> [TASK GOAL]: Repeat the listing in full, preserving every character.

>> Begin SOURCE RECORDS

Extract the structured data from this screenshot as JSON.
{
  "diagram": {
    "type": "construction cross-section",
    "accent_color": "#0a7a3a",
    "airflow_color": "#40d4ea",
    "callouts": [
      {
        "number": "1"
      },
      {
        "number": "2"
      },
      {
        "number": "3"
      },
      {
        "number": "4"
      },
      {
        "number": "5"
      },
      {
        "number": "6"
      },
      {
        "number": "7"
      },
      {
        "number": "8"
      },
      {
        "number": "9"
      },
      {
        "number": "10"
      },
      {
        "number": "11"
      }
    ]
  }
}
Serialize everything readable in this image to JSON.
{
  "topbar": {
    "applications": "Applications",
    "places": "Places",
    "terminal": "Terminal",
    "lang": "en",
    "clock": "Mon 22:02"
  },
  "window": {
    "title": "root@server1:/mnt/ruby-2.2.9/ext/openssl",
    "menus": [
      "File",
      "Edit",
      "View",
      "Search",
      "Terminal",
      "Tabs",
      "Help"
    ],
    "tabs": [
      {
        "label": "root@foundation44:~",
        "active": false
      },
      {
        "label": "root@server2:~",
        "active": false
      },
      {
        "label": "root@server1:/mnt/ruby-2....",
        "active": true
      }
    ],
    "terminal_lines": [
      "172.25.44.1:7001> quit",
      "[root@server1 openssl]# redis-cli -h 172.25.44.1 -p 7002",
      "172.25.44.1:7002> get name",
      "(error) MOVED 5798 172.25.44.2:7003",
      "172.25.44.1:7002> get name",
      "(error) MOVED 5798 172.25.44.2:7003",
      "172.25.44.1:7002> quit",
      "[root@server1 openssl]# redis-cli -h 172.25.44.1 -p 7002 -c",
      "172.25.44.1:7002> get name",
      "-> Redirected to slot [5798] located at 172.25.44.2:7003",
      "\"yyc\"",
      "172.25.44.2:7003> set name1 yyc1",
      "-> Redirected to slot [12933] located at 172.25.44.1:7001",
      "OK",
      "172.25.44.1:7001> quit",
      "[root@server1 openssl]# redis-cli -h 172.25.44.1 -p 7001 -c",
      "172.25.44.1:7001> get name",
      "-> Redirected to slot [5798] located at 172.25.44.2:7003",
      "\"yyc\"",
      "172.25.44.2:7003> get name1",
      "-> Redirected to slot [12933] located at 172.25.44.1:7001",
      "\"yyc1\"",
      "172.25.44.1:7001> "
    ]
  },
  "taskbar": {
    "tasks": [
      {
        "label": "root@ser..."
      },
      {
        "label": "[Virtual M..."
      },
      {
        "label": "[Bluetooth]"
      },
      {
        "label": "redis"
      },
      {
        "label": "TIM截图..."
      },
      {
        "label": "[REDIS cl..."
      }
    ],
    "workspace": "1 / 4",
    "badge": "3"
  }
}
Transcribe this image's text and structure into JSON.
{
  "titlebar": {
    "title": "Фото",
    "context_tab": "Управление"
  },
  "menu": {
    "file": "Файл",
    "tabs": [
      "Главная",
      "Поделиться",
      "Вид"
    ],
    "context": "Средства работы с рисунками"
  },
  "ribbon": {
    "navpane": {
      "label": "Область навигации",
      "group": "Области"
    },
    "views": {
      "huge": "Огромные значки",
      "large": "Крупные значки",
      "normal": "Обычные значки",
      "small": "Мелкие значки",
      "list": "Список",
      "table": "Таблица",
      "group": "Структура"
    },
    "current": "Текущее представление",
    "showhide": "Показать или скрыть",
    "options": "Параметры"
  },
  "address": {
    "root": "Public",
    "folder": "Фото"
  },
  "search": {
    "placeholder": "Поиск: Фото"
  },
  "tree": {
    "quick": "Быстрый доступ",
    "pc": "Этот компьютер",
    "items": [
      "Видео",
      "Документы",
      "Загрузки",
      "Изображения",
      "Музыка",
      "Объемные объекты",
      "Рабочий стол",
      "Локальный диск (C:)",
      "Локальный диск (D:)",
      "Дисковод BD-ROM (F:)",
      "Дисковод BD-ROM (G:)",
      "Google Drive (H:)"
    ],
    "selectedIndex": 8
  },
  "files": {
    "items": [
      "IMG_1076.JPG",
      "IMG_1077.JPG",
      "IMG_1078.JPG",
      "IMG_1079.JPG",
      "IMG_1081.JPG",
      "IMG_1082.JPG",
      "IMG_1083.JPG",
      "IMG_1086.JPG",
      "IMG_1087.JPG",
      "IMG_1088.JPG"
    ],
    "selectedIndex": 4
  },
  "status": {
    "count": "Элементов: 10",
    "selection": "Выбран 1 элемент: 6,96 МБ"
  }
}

>> End SOURCE RECORDS

> [ANSWER TO THIS PROBLEM]:
Extract the structured data from this screenshot as JSON.
{
  "diagram": {
    "type": "construction cross-section",
    "accent_color": "#0a7a3a",
    "airflow_color": "#40d4ea",
    "callouts": [
      {
        "number": "1"
      },
      {
        "number": "2"
      },
      {
        "number": "3"
      },
      {
        "number": "4"
      },
      {
        "number": "5"
      },
      {
        "number": "6"
      },
      {
        "number": "7"
      },
      {
        "number": "8"
      },
      {
        "number": "9"
      },
      {
        "number": "10"
      },
      {
        "number": "11"
      }
    ]
  }
}
Serialize everything readable in this image to JSON.
{
  "topbar": {
    "applications": "Applications",
    "places": "Places",
    "terminal": "Terminal",
    "lang": "en",
    "clock": "Mon 22:02"
  },
  "window": {
    "title": "root@server1:/mnt/ruby-2.2.9/ext/openssl",
    "menus": [
      "File",
      "Edit",
      "View",
      "Search",
      "Terminal",
      "Tabs",
      "Help"
    ],
    "tabs": [
      {
        "label": "root@foundation44:~",
        "active": false
      },
      {
        "label": "root@server2:~",
        "active": false
      },
      {
        "label": "root@server1:/mnt/ruby-2....",
        "active": true
      }
    ],
    "terminal_lines": [
      "172.25.44.1:7001> quit",
      "[root@server1 openssl]# redis-cli -h 172.25.44.1 -p 7002",
      "172.25.44.1:7002> get name",
      "(error) MOVED 5798 172.25.44.2:7003",
      "172.25.44.1:7002> get name",
      "(error) MOVED 5798 172.25.44.2:7003",
      "172.25.44.1:7002> quit",
      "[root@server1 openssl]# redis-cli -h 172.25.44.1 -p 7002 -c",
      "172.25.44.1:7002> get name",
      "-> Redirected to slot [5798] located at 172.25.44.2:7003",
      "\"yyc\"",
      "172.25.44.2:7003> set name1 yyc1",
      "-> Redirected to slot [12933] located at 172.25.44.1:7001",
      "OK",
      "172.25.44.1:7001> quit",
      "[root@server1 openssl]# redis-cli -h 172.25.44.1 -p 7001 -c",
      "172.25.44.1:7001> get name",
      "-> Redirected to slot [5798] located at 172.25.44.2:7003",
      "\"yyc\"",
      "172.25.44.2:7003> get name1",
      "-> Redirected to slot [12933] located at 172.25.44.1:7001",
      "\"yyc1\"",
      "172.25.44.1:7001> "
    ]
  },
  "taskbar": {
    "tasks": [
      {
        "label": "root@ser..."
      },
      {
        "label": "[Virtual M..."
      },
      {
        "label": "[Bluetooth]"
      },
      {
        "label": "redis"
      },
      {
        "label": "TIM截图..."
      },
      {
        "label": "[REDIS cl..."
      }
    ],
    "workspace": "1 / 4",
    "badge": "3"
  }
}
Transcribe this image's text and structure into JSON.
{
  "titlebar": {
    "title": "Фото",
    "context_tab": "Управление"
  },
  "menu": {
    "file": "Файл",
    "tabs": [
      "Главная",
      "Поделиться",
      "Вид"
    ],
    "context": "Средства работы с рисунками"
  },
  "ribbon": {
    "navpane": {
      "label": "Область навигации",
      "group": "Области"
    },
    "views": {
      "huge": "Огромные значки",
      "large": "Крупные значки",
      "normal": "Обычные значки",
      "small": "Мелкие значки",
      "list": "Список",
      "table": "Таблица",
      "group": "Структура"
    },
    "current": "Текущее представление",
    "showhide": "Показать или скрыть",
    "options": "Параметры"
  },
  "address": {
    "root": "Public",
    "folder": "Фото"
  },
  "search": {
    "placeholder": "Поиск: Фото"
  },
  "tree": {
    "quick": "Быстрый доступ",
    "pc": "Этот компьютер",
    "items": [
      "Видео",
      "Документы",
      "Загрузки",
      "Изображения",
      "Музыка",
      "Объемные объекты",
      "Рабочий стол",
      "Локальный диск (C:)",
      "Локальный диск (D:)",
      "Дисковод BD-ROM (F:)",
      "Дисковод BD-ROM (G:)",
      "Google Drive (H:)"
    ],
    "selectedIndex": 8
  },
  "files": {
    "items": [
      "IMG_1076.JPG",
      "IMG_1077.JPG",
      "IMG_1078.JPG",
      "IMG_1079.JPG",
      "IMG_1081.JPG",
      "IMG_1082.JPG",
      "IMG_1083.JPG",
      "IMG_1086.JPG",
      "IMG_1087.JPG",
      "IMG_1088.JPG"
    ],
    "selectedIndex": 4
  },
  "status": {
    "count": "Элементов: 10",
    "selection": "Выбран 1 элемент: 6,96 МБ"
  }
}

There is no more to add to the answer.